* [WHAT IS EXPECTED]
Repeat all of the material exactly as given.

* [TASK DATA]

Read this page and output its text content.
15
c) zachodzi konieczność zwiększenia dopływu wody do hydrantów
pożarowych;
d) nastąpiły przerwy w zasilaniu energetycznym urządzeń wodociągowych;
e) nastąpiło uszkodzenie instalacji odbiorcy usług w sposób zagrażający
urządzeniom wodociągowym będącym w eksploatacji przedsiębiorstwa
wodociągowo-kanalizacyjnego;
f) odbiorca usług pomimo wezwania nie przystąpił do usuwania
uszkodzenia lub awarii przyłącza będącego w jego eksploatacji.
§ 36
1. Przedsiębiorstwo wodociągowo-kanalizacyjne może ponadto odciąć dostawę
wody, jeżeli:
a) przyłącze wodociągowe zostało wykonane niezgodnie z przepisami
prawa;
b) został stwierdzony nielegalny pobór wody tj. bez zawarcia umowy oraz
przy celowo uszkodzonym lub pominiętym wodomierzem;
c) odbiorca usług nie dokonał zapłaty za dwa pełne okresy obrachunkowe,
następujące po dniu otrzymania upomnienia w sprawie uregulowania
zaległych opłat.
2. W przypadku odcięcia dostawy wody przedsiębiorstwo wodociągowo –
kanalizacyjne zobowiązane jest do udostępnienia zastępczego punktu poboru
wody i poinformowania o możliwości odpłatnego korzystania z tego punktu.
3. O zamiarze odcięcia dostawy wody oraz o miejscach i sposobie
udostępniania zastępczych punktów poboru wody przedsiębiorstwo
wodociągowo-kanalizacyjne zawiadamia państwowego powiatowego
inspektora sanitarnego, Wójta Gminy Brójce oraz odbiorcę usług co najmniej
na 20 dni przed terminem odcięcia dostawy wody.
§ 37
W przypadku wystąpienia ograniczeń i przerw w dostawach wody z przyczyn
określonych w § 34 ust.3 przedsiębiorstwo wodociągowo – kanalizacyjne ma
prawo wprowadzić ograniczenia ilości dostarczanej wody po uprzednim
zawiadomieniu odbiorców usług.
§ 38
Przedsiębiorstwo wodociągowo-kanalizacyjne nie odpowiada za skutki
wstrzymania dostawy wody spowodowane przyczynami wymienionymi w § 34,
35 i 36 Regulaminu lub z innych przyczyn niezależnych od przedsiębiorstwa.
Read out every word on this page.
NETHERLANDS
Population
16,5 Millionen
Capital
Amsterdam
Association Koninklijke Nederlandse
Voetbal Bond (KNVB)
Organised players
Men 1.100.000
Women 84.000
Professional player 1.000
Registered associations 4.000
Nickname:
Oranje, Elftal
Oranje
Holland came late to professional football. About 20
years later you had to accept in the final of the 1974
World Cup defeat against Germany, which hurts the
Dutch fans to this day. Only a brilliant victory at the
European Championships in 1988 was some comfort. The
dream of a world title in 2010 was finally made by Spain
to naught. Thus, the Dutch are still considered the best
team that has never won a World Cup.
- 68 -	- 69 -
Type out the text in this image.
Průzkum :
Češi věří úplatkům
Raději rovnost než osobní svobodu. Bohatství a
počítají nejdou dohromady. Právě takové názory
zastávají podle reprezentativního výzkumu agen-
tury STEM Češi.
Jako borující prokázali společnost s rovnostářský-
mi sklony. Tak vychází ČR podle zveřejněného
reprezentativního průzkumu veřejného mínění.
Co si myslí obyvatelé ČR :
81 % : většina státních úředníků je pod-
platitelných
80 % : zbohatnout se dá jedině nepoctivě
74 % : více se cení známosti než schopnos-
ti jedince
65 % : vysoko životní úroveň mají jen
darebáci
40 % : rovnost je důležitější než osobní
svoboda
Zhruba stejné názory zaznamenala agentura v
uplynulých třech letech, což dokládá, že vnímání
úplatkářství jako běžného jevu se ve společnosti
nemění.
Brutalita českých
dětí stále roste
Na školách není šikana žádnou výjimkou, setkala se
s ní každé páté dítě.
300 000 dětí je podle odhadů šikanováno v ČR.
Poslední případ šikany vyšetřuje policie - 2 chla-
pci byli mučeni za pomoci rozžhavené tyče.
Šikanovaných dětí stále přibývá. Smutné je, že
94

* [IN RESPONSE]
Read this page and output its text content.
15
c) zachodzi konieczność zwiększenia dopływu wody do hydrantów
pożarowych;
d) nastąpiły przerwy w zasilaniu energetycznym urządzeń wodociągowych;
e) nastąpiło uszkodzenie instalacji odbiorcy usług w sposób zagrażający
urządzeniom wodociągowym będącym w eksploatacji przedsiębiorstwa
wodociągowo-kanalizacyjnego;
f) odbiorca usług pomimo wezwania nie przystąpił do usuwania
uszkodzenia lub awarii przyłącza będącego w jego eksploatacji.
§ 36
1. Przedsiębiorstwo wodociągowo-kanalizacyjne może ponadto odciąć dostawę
wody, jeżeli:
a) przyłącze wodociągowe zostało wykonane niezgodnie z przepisami
prawa;
b) został stwierdzony nielegalny pobór wody tj. bez zawarcia umowy oraz
przy celowo uszkodzonym lub pominiętym wodomierzem;
c) odbiorca usług nie dokonał zapłaty za dwa pełne okresy obrachunkowe,
następujące po dniu otrzymania upomnienia w sprawie uregulowania
zaległych opłat.
2. W przypadku odcięcia dostawy wody przedsiębiorstwo wodociągowo –
kanalizacyjne zobowiązane jest do udostępnienia zastępczego punktu poboru
wody i poinformowania o możliwości odpłatnego korzystania z tego punktu.
3. O zamiarze odcięcia dostawy wody oraz o miejscach i sposobie
udostępniania zastępczych punktów poboru wody przedsiębiorstwo
wodociągowo-kanalizacyjne zawiadamia państwowego powiatowego
inspektora sanitarnego, Wójta Gminy Brójce oraz odbiorcę usług co najmniej
na 20 dni przed terminem odcięcia dostawy wody.
§ 37
W przypadku wystąpienia ograniczeń i przerw w dostawach wody z przyczyn
określonych w § 34 ust.3 przedsiębiorstwo wodociągowo – kanalizacyjne ma
prawo wprowadzić ograniczenia ilości dostarczanej wody po uprzednim
zawiadomieniu odbiorców usług.
§ 38
Przedsiębiorstwo wodociągowo-kanalizacyjne nie odpowiada za skutki
wstrzymania dostawy wody spowodowane przyczynami wymienionymi w § 34,
35 i 36 Regulaminu lub z innych przyczyn niezależnych od przedsiębiorstwa.
Read out every word on this page.
NETHERLANDS
Population
16,5 Millionen
Capital
Amsterdam
Association Koninklijke Nederlandse
Voetbal Bond (KNVB)
Organised players
Men 1.100.000
Women 84.000
Professional player 1.000
Registered associations 4.000
Nickname:
Oranje, Elftal
Oranje
Holland came late to professional football. About 20
years later you had to accept in the final of the 1974
World Cup defeat against Germany, which hurts the
Dutch fans to this day. Only a brilliant victory at the
European Championships in 1988 was some comfort. The
dream of a world title in 2010 was finally made by Spain
to naught. Thus, the Dutch are still considered the best
team that has never won a World Cup.
- 68 -	- 69 -
Type out the text in this image.
Průzkum :
Češi věří úplatkům
Raději rovnost než osobní svobodu. Bohatství a
počítají nejdou dohromady. Právě takové názory
zastávají podle reprezentativního výzkumu agen-
tury STEM Češi.
Jako borující prokázali společnost s rovnostářský-
mi sklony. Tak vychází ČR podle zveřejněného
reprezentativního průzkumu veřejného mínění.
Co si myslí obyvatelé ČR :
81 % : většina státních úředníků je pod-
platitelných
80 % : zbohatnout se dá jedině nepoctivě
74 % : více se cení známosti než schopnos-
ti jedince
65 % : vysoko životní úroveň mají jen
darebáci
40 % : rovnost je důležitější než osobní
svoboda
Zhruba stejné názory zaznamenala agentura v
uplynulých třech letech, což dokládá, že vnímání
úplatkářství jako běžného jevu se ve společnosti
nemění.
Brutalita českých
dětí stále roste
Na školách není šikana žádnou výjimkou, setkala se
s ní každé páté dítě.
300 000 dětí je podle odhadů šikanováno v ČR.
Poslední případ šikany vyšetřuje policie - 2 chla-
pci byli mučeni za pomoci rozžhavené tyče.
Šikanovaných dětí stále přibývá. Smutné je, že
94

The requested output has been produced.